◆ DIRECTIVE: Copy out each line of the data holding "JSON".

◆ TASK INPUT:

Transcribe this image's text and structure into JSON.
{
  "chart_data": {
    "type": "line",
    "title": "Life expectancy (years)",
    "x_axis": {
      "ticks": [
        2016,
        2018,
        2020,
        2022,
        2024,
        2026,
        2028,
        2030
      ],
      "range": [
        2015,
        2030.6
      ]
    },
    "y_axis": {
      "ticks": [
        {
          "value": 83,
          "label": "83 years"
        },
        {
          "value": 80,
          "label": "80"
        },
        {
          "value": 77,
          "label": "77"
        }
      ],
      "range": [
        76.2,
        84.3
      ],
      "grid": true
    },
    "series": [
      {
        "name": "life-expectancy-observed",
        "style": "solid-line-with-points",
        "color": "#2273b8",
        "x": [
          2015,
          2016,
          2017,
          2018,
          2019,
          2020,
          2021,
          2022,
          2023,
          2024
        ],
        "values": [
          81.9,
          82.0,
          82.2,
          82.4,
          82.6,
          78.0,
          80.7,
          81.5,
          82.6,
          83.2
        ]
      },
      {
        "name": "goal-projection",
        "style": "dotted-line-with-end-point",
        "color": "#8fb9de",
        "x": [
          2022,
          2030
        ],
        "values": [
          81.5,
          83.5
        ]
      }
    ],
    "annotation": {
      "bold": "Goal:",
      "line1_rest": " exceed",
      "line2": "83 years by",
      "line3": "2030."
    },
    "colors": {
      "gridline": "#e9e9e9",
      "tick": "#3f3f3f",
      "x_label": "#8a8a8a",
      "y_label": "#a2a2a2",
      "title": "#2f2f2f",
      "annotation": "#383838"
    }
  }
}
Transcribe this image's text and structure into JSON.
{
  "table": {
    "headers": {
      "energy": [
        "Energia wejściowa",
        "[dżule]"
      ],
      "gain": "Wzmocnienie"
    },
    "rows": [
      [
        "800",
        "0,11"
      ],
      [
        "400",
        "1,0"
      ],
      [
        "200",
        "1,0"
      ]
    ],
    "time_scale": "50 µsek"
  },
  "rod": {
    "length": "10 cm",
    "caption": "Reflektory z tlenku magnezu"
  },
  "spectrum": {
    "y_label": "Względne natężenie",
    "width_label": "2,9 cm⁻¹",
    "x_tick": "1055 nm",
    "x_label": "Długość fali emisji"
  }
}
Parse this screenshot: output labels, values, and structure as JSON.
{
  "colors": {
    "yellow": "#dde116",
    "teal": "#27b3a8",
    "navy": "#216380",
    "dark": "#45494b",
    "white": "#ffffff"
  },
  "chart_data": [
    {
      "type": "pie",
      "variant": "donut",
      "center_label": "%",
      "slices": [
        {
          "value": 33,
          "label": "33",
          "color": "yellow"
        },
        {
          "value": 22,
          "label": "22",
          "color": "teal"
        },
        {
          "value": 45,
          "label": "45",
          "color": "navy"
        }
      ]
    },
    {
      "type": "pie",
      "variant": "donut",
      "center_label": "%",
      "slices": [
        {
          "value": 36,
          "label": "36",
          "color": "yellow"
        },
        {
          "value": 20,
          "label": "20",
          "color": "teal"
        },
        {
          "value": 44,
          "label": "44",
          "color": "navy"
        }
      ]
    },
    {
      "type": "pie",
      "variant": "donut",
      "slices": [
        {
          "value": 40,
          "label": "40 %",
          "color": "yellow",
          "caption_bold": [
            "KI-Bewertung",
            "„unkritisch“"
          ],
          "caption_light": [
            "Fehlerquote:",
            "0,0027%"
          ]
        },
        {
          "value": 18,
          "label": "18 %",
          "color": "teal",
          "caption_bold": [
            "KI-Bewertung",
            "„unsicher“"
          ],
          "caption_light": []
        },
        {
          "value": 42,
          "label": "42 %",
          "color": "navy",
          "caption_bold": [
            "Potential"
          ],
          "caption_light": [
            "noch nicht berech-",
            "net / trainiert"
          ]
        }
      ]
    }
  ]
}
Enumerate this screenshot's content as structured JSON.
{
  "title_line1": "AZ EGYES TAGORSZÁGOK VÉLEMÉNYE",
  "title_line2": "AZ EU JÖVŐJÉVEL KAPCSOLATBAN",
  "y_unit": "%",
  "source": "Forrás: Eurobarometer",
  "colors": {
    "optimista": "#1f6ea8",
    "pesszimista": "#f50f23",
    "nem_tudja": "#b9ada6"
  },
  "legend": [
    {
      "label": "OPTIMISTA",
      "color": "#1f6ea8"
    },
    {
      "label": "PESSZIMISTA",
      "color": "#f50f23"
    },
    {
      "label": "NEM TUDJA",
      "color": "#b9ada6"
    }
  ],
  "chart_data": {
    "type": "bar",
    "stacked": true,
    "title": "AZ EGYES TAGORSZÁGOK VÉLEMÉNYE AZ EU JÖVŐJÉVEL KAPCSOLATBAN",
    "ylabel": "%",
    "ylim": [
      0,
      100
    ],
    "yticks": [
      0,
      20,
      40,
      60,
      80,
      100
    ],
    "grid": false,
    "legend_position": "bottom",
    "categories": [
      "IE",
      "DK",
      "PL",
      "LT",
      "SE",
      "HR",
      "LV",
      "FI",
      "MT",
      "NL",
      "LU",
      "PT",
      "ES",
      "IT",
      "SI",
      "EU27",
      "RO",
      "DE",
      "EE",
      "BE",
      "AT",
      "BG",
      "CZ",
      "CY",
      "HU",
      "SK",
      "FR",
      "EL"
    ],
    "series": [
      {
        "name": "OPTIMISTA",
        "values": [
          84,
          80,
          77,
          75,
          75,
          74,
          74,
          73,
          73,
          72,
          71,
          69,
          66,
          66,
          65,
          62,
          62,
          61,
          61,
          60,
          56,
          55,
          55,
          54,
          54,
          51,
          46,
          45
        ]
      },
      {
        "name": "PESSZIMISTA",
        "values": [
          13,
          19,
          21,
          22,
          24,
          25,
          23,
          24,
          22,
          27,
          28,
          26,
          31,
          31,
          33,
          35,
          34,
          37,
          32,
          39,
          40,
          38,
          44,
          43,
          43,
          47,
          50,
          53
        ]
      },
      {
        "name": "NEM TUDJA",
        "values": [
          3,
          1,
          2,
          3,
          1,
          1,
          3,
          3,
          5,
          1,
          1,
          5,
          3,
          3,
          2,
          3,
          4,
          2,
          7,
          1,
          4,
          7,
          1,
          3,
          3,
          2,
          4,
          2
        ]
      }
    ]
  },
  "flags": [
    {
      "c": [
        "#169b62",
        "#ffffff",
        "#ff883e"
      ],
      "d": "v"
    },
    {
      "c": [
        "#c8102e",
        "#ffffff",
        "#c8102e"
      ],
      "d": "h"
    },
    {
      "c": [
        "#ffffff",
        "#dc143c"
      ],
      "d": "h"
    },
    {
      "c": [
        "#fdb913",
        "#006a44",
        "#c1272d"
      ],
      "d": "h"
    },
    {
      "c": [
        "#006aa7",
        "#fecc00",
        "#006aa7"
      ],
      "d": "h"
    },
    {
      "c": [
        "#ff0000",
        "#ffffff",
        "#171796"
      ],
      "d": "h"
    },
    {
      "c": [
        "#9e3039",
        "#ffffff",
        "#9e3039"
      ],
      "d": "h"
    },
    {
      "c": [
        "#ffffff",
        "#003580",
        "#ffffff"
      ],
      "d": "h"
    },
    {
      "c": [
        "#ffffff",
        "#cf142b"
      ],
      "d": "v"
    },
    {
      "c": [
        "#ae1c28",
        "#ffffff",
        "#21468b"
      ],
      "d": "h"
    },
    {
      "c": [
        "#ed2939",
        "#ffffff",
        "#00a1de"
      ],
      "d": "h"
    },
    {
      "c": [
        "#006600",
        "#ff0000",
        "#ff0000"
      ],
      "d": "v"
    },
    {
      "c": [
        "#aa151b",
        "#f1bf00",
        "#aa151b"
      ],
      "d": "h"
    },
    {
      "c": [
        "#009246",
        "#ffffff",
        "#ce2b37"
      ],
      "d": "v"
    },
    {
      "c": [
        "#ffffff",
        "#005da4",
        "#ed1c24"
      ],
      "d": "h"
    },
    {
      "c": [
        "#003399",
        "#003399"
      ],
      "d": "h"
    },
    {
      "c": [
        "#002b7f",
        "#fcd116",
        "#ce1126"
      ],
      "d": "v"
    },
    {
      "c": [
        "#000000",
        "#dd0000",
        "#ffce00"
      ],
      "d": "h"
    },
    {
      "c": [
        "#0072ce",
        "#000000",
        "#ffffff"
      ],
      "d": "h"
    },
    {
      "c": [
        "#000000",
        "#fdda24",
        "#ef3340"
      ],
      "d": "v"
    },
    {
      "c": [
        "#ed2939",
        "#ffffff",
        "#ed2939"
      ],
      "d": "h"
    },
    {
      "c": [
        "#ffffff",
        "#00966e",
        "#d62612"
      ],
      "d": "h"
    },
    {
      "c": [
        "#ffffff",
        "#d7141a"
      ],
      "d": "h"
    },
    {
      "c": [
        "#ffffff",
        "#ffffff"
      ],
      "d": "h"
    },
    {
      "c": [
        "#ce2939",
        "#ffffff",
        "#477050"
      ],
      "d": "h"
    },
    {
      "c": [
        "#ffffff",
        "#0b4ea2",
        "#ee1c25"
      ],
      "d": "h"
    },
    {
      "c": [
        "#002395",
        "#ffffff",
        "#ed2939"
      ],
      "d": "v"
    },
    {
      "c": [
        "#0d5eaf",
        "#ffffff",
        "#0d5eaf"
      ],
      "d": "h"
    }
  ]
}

◆ THE RESULT:
Transcribe this image's text and structure into JSON.
Transcribe this image's text and structure into JSON.
Parse this screenshot: output labels, values, and structure as JSON.
Enumerate this screenshot's content as structured JSON.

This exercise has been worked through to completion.